Dataset records on visual material
• • •

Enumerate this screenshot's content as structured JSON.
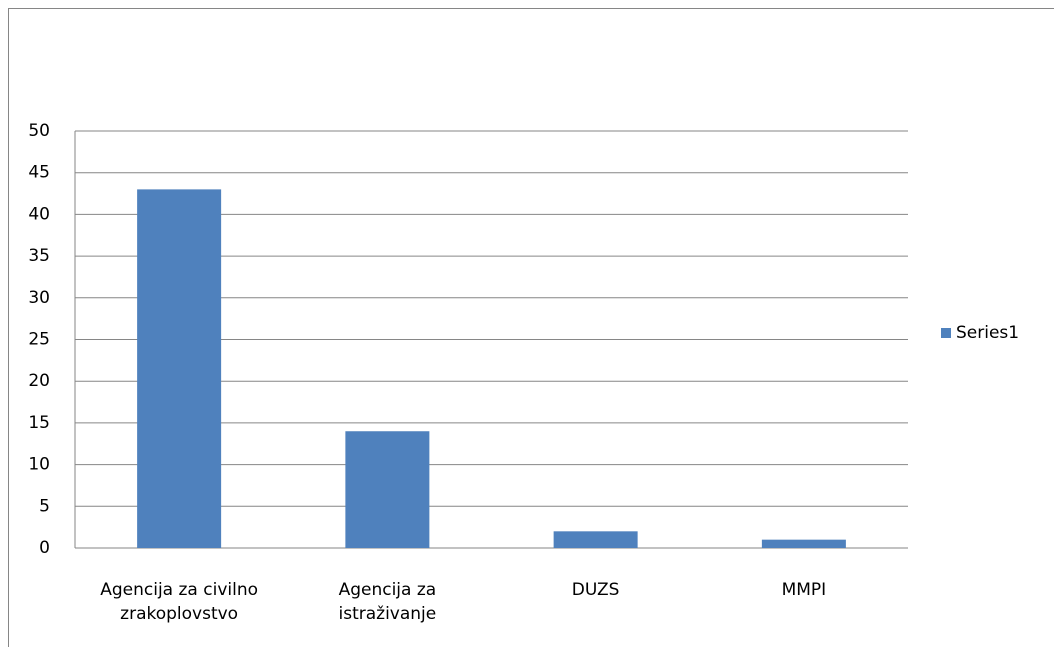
{
  "chart_data": {
    "type": "bar",
    "categories": [
      "Agencija za civilno zrakoplovstvo",
      "Agencija za istraživanje",
      "DUZS",
      "MMPI"
    ],
    "series": [
      {
        "name": "Series1",
        "color": "#4f81bd",
        "values": [
          43,
          14,
          2,
          1
        ]
      }
    ],
    "ylim": [
      0,
      50
    ],
    "yticks": [
      0,
      5,
      10,
      15,
      20,
      25,
      30,
      35,
      40,
      45,
      50
    ],
    "grid": true,
    "legend": "right"
  }
}
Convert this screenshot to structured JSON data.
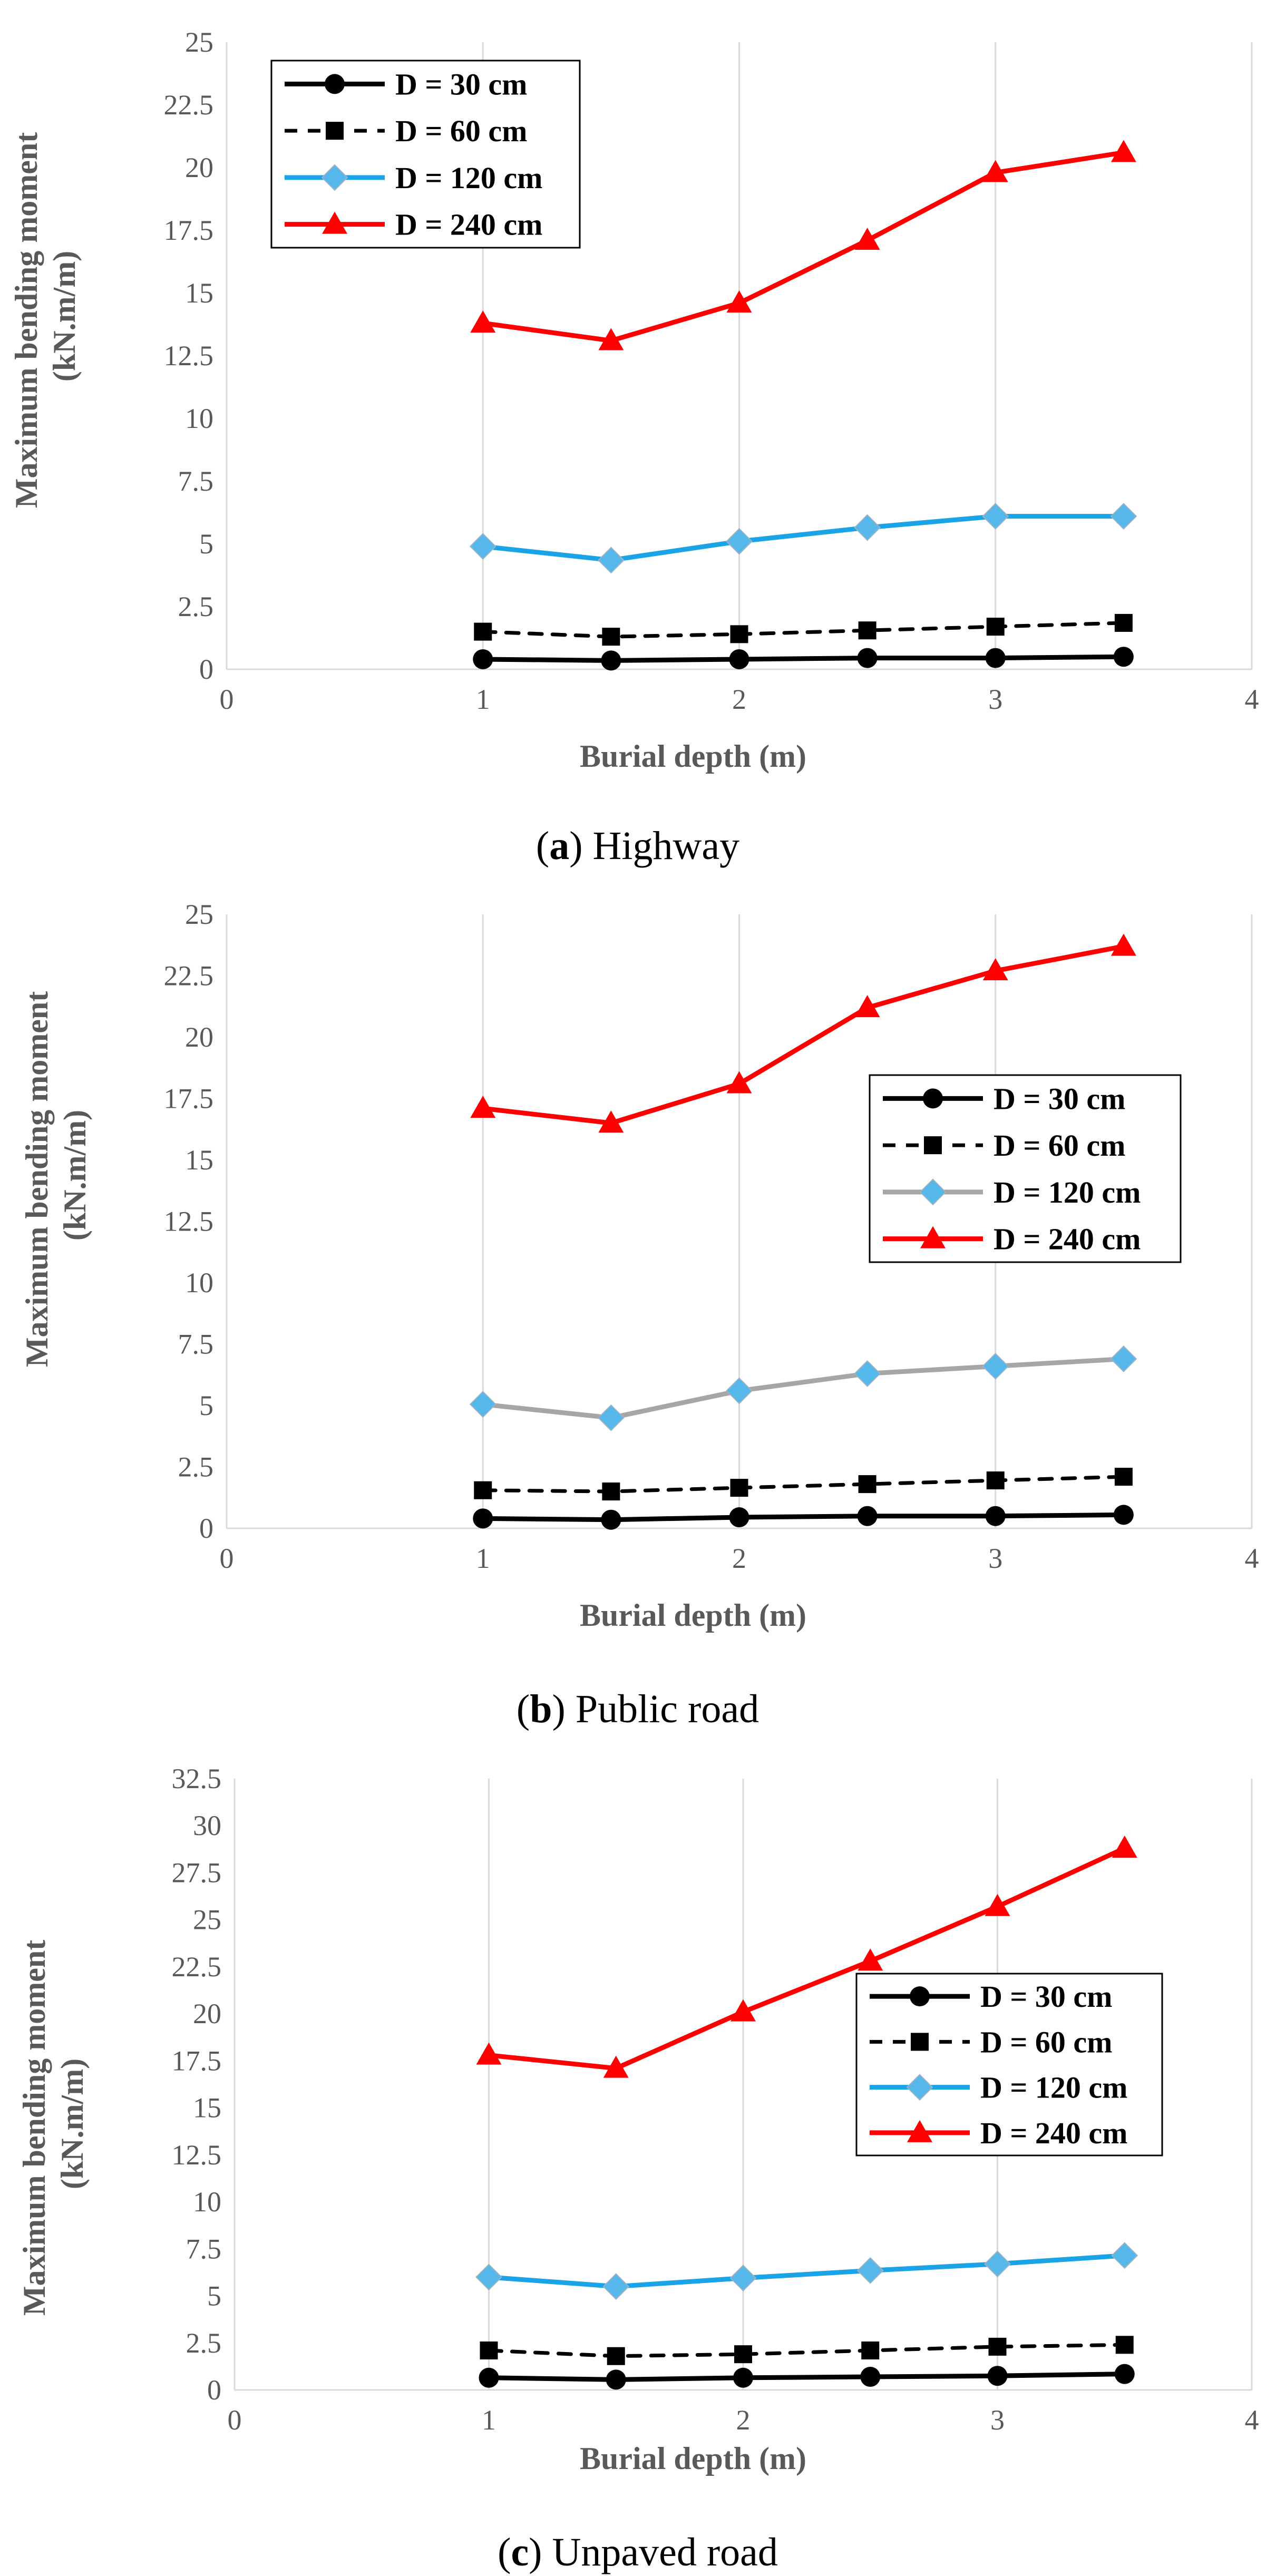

• • •

Required task: Repeat the material verbatim. Do not carry over any picture.

Exercise output:
Enumerate this screenshot's content as structured JSON.
{
  "chart_data": {
    "type": "bar",
    "categories": [
      "Agencija za civilno zrakoplovstvo",
      "Agencija za istraživanje",
      "DUZS",
      "MMPI"
    ],
    "series": [
      {
        "name": "Series1",
        "color": "#4f81bd",
        "values": [
          43,
          14,
          2,
          1
        ]
      }
    ],
    "ylim": [
      0,
      50
    ],
    "yticks": [
      0,
      5,
      10,
      15,
      20,
      25,
      30,
      35,
      40,
      45,
      50
    ],
    "grid": true,
    "legend": "right"
  }
}
Convert this screenshot to structured JSON data.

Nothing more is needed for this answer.